What is required
Work out how many lines include "sind" and answer with that number only.

Material for the task
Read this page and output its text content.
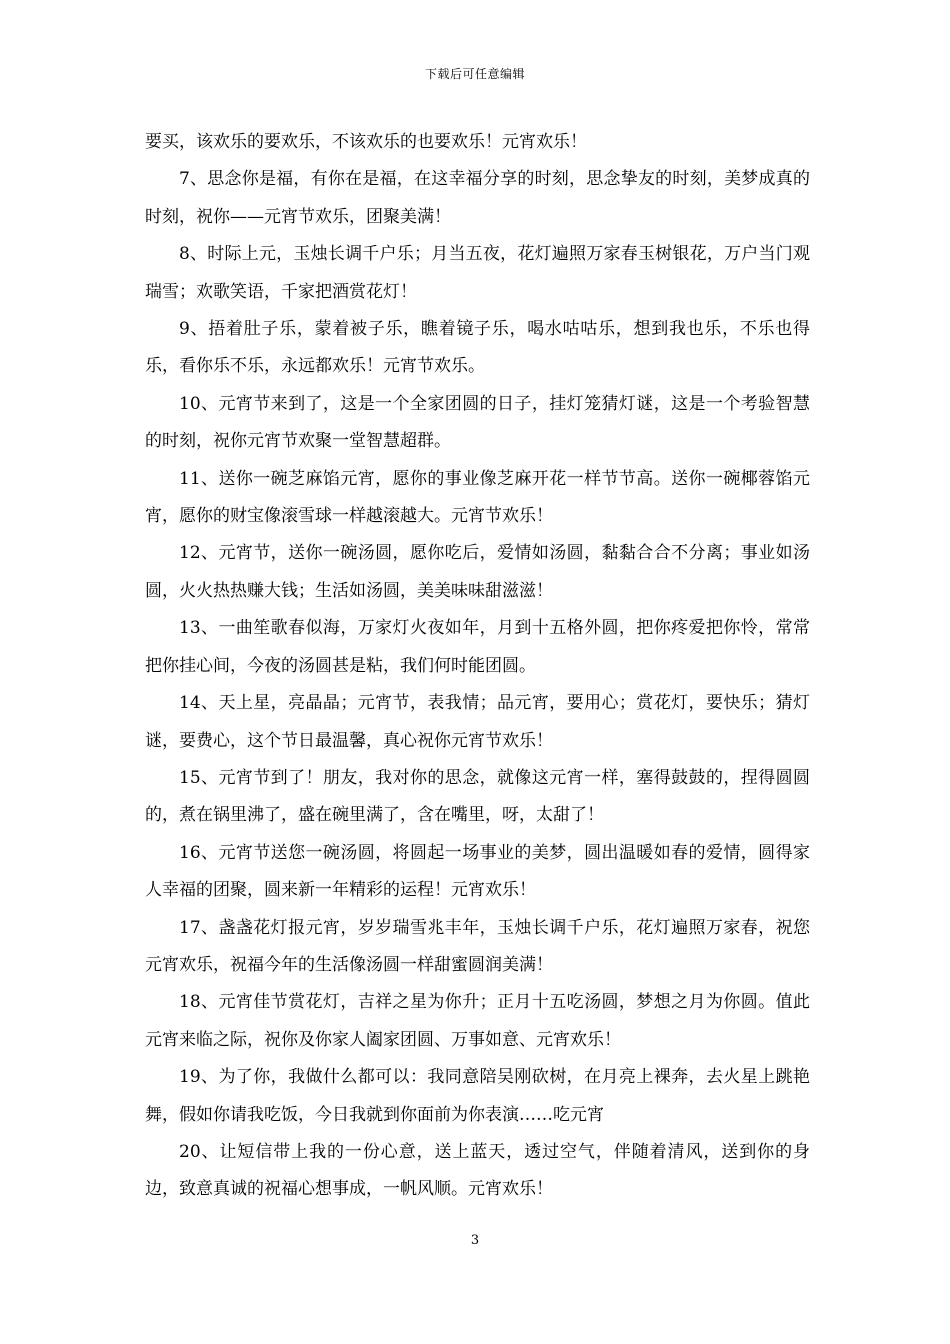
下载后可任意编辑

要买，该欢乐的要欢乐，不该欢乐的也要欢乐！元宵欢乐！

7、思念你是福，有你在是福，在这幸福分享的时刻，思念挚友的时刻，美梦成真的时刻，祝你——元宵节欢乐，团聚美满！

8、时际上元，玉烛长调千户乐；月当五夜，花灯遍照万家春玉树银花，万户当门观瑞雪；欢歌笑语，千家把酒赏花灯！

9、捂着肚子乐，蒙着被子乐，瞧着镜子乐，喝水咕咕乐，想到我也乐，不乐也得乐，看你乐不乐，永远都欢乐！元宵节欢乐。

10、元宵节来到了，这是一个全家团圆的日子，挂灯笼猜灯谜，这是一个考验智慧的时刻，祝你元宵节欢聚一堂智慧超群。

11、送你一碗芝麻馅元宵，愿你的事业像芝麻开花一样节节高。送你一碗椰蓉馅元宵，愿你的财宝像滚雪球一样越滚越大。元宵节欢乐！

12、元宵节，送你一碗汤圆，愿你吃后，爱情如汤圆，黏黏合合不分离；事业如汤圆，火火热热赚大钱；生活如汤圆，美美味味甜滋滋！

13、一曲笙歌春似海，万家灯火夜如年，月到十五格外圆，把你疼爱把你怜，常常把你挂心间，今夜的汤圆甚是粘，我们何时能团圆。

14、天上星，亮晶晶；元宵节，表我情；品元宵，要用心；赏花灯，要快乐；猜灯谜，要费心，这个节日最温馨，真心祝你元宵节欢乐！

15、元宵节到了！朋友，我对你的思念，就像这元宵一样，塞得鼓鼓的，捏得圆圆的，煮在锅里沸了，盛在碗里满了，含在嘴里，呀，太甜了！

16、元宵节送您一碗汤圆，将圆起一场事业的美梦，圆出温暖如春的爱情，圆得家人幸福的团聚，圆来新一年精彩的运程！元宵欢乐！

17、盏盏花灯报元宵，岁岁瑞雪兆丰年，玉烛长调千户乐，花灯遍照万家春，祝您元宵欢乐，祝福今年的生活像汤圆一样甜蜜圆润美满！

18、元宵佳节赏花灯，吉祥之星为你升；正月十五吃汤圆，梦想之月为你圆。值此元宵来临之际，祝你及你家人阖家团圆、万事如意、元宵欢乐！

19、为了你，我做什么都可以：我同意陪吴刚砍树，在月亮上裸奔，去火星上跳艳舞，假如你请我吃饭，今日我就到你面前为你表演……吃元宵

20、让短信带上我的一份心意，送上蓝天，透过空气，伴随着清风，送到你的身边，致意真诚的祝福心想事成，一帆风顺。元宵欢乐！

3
...
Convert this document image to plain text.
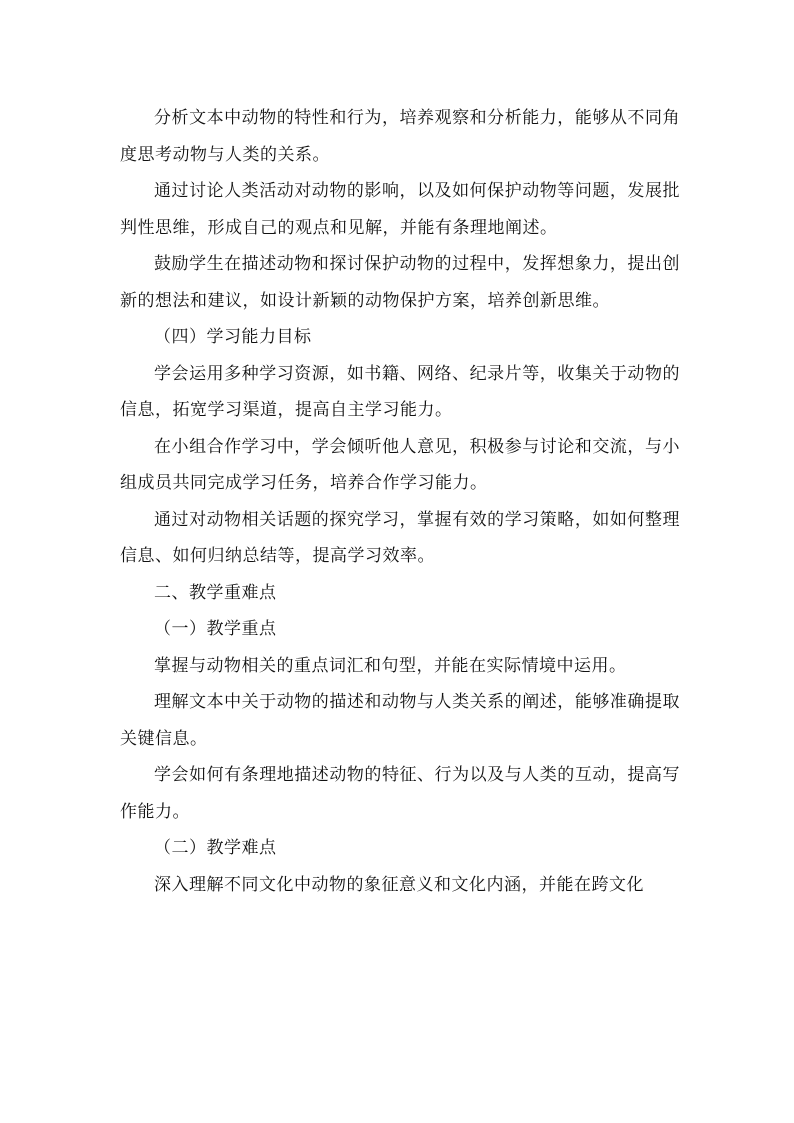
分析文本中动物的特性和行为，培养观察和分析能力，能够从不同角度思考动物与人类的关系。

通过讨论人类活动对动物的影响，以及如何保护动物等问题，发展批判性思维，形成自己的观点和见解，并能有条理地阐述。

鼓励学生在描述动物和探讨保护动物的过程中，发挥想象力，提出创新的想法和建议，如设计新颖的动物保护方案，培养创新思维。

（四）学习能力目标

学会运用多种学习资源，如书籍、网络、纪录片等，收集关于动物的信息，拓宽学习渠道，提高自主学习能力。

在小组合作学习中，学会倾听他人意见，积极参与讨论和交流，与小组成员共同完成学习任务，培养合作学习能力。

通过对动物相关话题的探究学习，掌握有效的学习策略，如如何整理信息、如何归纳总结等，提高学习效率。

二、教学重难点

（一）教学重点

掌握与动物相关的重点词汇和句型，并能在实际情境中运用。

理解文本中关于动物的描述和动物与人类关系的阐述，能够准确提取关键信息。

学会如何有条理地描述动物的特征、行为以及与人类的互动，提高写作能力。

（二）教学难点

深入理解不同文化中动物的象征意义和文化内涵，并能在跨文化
---
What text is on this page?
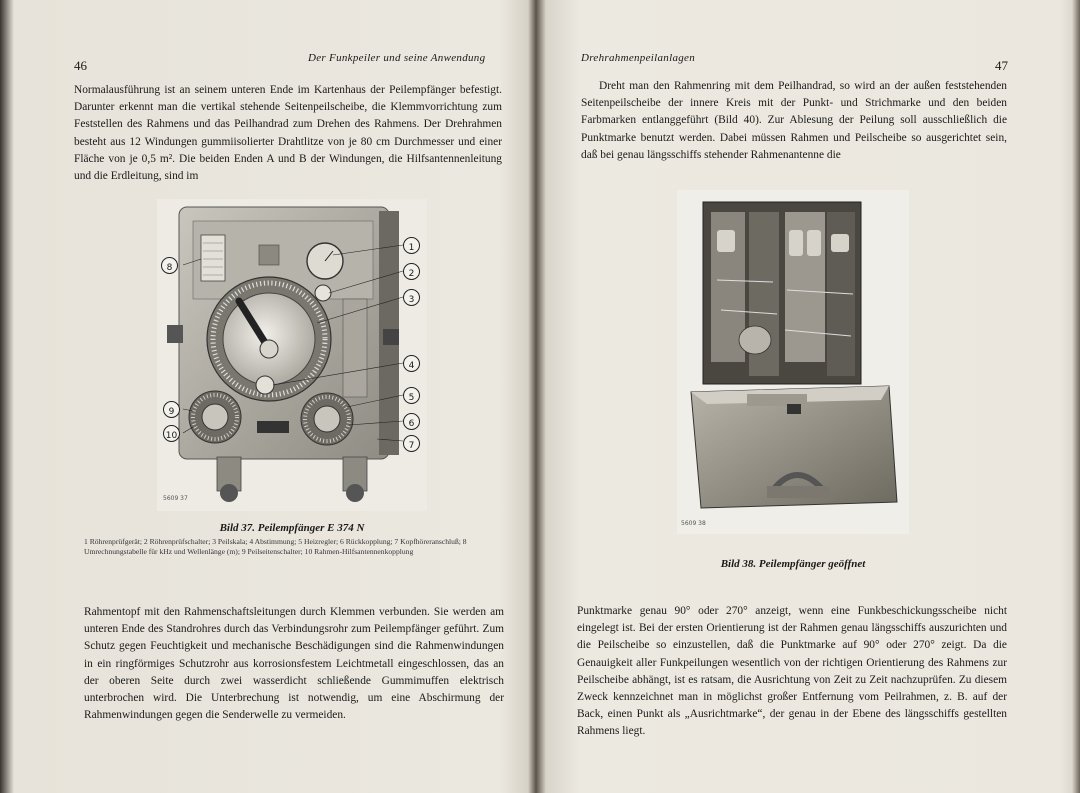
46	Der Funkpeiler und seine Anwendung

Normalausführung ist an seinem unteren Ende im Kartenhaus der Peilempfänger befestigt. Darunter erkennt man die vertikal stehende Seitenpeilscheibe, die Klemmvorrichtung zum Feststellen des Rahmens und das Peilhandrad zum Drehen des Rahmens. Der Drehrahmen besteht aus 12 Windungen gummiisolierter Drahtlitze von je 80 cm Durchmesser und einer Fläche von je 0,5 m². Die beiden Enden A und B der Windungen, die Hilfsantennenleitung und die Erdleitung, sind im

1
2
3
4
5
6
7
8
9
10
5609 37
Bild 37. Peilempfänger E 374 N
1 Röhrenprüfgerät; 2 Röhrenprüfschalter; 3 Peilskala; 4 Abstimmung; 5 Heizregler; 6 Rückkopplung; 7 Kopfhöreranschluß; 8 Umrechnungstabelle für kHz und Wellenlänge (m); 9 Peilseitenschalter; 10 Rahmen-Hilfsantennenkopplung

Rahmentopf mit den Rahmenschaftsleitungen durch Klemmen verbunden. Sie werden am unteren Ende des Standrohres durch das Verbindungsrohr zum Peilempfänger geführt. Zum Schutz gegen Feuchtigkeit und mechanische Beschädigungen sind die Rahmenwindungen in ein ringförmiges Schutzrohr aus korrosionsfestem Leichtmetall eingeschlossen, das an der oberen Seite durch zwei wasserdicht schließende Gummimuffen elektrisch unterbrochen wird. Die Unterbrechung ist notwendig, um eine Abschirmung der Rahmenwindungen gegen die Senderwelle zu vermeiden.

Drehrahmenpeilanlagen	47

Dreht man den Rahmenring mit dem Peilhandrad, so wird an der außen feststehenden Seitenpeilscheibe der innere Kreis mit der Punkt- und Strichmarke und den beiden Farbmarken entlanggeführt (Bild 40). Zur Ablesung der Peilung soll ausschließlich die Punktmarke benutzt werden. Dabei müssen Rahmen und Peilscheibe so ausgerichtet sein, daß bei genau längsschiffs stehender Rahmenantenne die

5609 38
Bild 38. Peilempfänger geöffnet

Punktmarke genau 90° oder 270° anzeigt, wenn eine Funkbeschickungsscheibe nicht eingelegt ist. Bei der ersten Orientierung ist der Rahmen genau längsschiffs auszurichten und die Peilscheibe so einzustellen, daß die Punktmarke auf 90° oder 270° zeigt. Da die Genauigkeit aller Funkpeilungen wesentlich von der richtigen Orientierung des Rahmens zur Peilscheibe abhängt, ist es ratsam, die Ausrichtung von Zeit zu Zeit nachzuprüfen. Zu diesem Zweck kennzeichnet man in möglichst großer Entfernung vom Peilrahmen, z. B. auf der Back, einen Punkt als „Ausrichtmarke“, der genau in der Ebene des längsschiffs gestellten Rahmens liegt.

Answer
2